What this task involves: Return every record exactly as written.

Extracted records:
_____
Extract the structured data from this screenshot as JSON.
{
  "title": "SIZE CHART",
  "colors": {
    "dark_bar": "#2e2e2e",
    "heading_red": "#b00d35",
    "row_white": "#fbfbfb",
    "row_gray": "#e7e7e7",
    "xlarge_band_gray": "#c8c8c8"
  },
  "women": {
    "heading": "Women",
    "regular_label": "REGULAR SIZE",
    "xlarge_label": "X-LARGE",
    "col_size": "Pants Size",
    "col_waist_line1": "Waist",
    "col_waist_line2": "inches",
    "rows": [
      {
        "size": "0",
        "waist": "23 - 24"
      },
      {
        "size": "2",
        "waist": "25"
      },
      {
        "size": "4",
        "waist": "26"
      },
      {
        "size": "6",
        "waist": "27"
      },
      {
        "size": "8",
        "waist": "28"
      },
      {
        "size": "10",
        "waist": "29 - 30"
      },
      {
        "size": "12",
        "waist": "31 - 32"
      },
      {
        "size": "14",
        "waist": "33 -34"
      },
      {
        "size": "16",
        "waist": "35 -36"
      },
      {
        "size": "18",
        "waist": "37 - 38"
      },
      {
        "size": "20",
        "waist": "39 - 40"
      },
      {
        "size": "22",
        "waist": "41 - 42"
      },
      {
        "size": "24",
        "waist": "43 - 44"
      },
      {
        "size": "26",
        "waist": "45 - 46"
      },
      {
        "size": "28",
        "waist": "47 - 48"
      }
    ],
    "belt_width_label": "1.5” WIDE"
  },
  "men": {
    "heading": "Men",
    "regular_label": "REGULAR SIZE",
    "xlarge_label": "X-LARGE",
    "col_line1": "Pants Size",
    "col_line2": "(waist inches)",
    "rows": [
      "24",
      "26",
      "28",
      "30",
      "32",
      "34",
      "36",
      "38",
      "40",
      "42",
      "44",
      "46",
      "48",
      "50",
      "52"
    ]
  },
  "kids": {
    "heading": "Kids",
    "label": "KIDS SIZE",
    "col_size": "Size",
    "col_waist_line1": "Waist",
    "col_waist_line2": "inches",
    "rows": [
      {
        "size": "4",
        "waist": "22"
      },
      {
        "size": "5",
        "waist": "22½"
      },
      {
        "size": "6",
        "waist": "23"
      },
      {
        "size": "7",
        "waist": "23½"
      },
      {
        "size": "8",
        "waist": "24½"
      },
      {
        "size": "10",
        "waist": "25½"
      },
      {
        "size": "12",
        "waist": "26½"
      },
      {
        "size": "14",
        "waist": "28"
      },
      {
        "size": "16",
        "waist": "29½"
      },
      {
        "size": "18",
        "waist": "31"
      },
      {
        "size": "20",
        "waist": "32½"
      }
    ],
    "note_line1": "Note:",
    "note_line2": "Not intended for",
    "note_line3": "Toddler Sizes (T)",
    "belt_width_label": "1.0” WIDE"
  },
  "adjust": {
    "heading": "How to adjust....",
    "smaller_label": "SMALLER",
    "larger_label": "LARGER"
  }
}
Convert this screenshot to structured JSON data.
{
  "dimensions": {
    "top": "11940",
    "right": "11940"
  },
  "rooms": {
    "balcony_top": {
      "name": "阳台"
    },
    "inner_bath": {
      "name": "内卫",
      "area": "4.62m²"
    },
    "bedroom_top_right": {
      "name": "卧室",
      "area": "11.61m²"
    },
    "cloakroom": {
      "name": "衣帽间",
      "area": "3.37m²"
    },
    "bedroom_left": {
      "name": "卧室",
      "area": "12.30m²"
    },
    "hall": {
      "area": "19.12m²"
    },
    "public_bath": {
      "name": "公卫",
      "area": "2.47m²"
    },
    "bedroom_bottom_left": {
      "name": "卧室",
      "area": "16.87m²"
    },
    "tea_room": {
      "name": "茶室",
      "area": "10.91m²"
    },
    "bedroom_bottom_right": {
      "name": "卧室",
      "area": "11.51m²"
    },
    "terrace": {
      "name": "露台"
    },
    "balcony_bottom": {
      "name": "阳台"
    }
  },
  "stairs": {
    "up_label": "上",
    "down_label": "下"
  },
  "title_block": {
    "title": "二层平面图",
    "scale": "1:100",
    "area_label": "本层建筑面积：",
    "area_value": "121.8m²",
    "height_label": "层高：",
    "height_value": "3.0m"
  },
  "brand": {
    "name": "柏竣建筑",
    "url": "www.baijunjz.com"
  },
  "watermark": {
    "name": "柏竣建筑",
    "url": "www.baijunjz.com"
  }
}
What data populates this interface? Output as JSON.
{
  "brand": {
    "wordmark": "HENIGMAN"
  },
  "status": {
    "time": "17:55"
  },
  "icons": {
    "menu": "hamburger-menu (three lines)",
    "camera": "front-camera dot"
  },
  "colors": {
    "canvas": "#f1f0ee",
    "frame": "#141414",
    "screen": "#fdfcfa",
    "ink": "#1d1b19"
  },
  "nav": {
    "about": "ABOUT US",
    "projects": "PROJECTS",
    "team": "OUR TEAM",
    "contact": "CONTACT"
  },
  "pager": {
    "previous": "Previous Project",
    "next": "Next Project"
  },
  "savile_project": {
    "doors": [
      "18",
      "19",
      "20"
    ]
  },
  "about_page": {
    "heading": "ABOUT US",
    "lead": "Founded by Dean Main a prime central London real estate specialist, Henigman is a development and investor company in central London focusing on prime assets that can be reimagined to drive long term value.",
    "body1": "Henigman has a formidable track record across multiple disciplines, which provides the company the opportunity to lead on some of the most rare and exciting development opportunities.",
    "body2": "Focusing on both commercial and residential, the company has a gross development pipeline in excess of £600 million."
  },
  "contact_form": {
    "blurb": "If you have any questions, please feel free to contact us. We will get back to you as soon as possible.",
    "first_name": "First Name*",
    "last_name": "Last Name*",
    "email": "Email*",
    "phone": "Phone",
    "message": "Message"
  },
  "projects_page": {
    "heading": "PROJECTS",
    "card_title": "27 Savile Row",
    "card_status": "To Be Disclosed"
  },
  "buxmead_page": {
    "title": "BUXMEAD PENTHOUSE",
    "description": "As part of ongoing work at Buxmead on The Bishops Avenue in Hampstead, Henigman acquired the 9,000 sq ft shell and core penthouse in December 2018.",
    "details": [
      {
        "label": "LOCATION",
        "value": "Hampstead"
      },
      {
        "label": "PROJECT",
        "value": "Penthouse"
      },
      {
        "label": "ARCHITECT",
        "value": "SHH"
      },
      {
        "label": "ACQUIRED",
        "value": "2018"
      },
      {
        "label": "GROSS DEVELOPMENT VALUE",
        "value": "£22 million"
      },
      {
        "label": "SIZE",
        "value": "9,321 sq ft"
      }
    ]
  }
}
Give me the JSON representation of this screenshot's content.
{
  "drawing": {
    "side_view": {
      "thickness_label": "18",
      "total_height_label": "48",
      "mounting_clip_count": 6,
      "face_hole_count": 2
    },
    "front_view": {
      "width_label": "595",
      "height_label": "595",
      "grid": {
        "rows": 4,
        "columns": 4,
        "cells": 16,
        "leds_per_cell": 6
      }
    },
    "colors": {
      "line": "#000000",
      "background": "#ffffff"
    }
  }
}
_____
Output:
Extract the structured data from this screenshot as JSON.
{
  "title": "SIZE CHART",
  "colors": {
    "dark_bar": "#2e2e2e",
    "heading_red": "#b00d35",
    "row_white": "#fbfbfb",
    "row_gray": "#e7e7e7",
    "xlarge_band_gray": "#c8c8c8"
  },
  "women": {
    "heading": "Women",
    "regular_label": "REGULAR SIZE",
    "xlarge_label": "X-LARGE",
    "col_size": "Pants Size",
    "col_waist_line1": "Waist",
    "col_waist_line2": "inches",
    "rows": [
      {
        "size": "0",
        "waist": "23 - 24"
      },
      {
        "size": "2",
        "waist": "25"
      },
      {
        "size": "4",
        "waist": "26"
      },
      {
        "size": "6",
        "waist": "27"
      },
      {
        "size": "8",
        "waist": "28"
      },
      {
        "size": "10",
        "waist": "29 - 30"
      },
      {
        "size": "12",
        "waist": "31 - 32"
      },
      {
        "size": "14",
        "waist": "33 -34"
      },
      {
        "size": "16",
        "waist": "35 -36"
      },
      {
        "size": "18",
        "waist": "37 - 38"
      },
      {
        "size": "20",
        "waist": "39 - 40"
      },
      {
        "size": "22",
        "waist": "41 - 42"
      },
      {
        "size": "24",
        "waist": "43 - 44"
      },
      {
        "size": "26",
        "waist": "45 - 46"
      },
      {
        "size": "28",
        "waist": "47 - 48"
      }
    ],
    "belt_width_label": "1.5” WIDE"
  },
  "men": {
    "heading": "Men",
    "regular_label": "REGULAR SIZE",
    "xlarge_label": "X-LARGE",
    "col_line1": "Pants Size",
    "col_line2": "(waist inches)",
    "rows": [
      "24",
      "26",
      "28",
      "30",
      "32",
      "34",
      "36",
      "38",
      "40",
      "42",
      "44",
      "46",
      "48",
      "50",
      "52"
    ]
  },
  "kids": {
    "heading": "Kids",
    "label": "KIDS SIZE",
    "col_size": "Size",
    "col_waist_line1": "Waist",
    "col_waist_line2": "inches",
    "rows": [
      {
        "size": "4",
        "waist": "22"
      },
      {
        "size": "5",
        "waist": "22½"
      },
      {
        "size": "6",
        "waist": "23"
      },
      {
        "size": "7",
        "waist": "23½"
      },
      {
        "size": "8",
        "waist": "24½"
      },
      {
        "size": "10",
        "waist": "25½"
      },
      {
        "size": "12",
        "waist": "26½"
      },
      {
        "size": "14",
        "waist": "28"
      },
      {
        "size": "16",
        "waist": "29½"
      },
      {
        "size": "18",
        "waist": "31"
      },
      {
        "size": "20",
        "waist": "32½"
      }
    ],
    "note_line1": "Note:",
    "note_line2": "Not intended for",
    "note_line3": "Toddler Sizes (T)",
    "belt_width_label": "1.0” WIDE"
  },
  "adjust": {
    "heading": "How to adjust....",
    "smaller_label": "SMALLER",
    "larger_label": "LARGER"
  }
}
Convert this screenshot to structured JSON data.
{
  "dimensions": {
    "top": "11940",
    "right": "11940"
  },
  "rooms": {
    "balcony_top": {
      "name": "阳台"
    },
    "inner_bath": {
      "name": "内卫",
      "area": "4.62m²"
    },
    "bedroom_top_right": {
      "name": "卧室",
      "area": "11.61m²"
    },
    "cloakroom": {
      "name": "衣帽间",
      "area": "3.37m²"
    },
    "bedroom_left": {
      "name": "卧室",
      "area": "12.30m²"
    },
    "hall": {
      "area": "19.12m²"
    },
    "public_bath": {
      "name": "公卫",
      "area": "2.47m²"
    },
    "bedroom_bottom_left": {
      "name": "卧室",
      "area": "16.87m²"
    },
    "tea_room": {
      "name": "茶室",
      "area": "10.91m²"
    },
    "bedroom_bottom_right": {
      "name": "卧室",
      "area": "11.51m²"
    },
    "terrace": {
      "name": "露台"
    },
    "balcony_bottom": {
      "name": "阳台"
    }
  },
  "stairs": {
    "up_label": "上",
    "down_label": "下"
  },
  "title_block": {
    "title": "二层平面图",
    "scale": "1:100",
    "area_label": "本层建筑面积：",
    "area_value": "121.8m²",
    "height_label": "层高：",
    "height_value": "3.0m"
  },
  "brand": {
    "name": "柏竣建筑",
    "url": "www.baijunjz.com"
  },
  "watermark": {
    "name": "柏竣建筑",
    "url": "www.baijunjz.com"
  }
}
What data populates this interface? Output as JSON.
{
  "brand": {
    "wordmark": "HENIGMAN"
  },
  "status": {
    "time": "17:55"
  },
  "icons": {
    "menu": "hamburger-menu (three lines)",
    "camera": "front-camera dot"
  },
  "colors": {
    "canvas": "#f1f0ee",
    "frame": "#141414",
    "screen": "#fdfcfa",
    "ink": "#1d1b19"
  },
  "nav": {
    "about": "ABOUT US",
    "projects": "PROJECTS",
    "team": "OUR TEAM",
    "contact": "CONTACT"
  },
  "pager": {
    "previous": "Previous Project",
    "next": "Next Project"
  },
  "savile_project": {
    "doors": [
      "18",
      "19",
      "20"
    ]
  },
  "about_page": {
    "heading": "ABOUT US",
    "lead": "Founded by Dean Main a prime central London real estate specialist, Henigman is a development and investor company in central London focusing on prime assets that can be reimagined to drive long term value.",
    "body1": "Henigman has a formidable track record across multiple disciplines, which provides the company the opportunity to lead on some of the most rare and exciting development opportunities.",
    "body2": "Focusing on both commercial and residential, the company has a gross development pipeline in excess of £600 million."
  },
  "contact_form": {
    "blurb": "If you have any questions, please feel free to contact us. We will get back to you as soon as possible.",
    "first_name": "First Name*",
    "last_name": "Last Name*",
    "email": "Email*",
    "phone": "Phone",
    "message": "Message"
  },
  "projects_page": {
    "heading": "PROJECTS",
    "card_title": "27 Savile Row",
    "card_status": "To Be Disclosed"
  },
  "buxmead_page": {
    "title": "BUXMEAD PENTHOUSE",
    "description": "As part of ongoing work at Buxmead on The Bishops Avenue in Hampstead, Henigman acquired the 9,000 sq ft shell and core penthouse in December 2018.",
    "details": [
      {
        "label": "LOCATION",
        "value": "Hampstead"
      },
      {
        "label": "PROJECT",
        "value": "Penthouse"
      },
      {
        "label": "ARCHITECT",
        "value": "SHH"
      },
      {
        "label": "ACQUIRED",
        "value": "2018"
      },
      {
        "label": "GROSS DEVELOPMENT VALUE",
        "value": "£22 million"
      },
      {
        "label": "SIZE",
        "value": "9,321 sq ft"
      }
    ]
  }
}
Give me the JSON representation of this screenshot's content.
{
  "drawing": {
    "side_view": {
      "thickness_label": "18",
      "total_height_label": "48",
      "mounting_clip_count": 6,
      "face_hole_count": 2
    },
    "front_view": {
      "width_label": "595",
      "height_label": "595",
      "grid": {
        "rows": 4,
        "columns": 4,
        "cells": 16,
        "leds_per_cell": 6
      }
    },
    "colors": {
      "line": "#000000",
      "background": "#ffffff"
    }
  }
}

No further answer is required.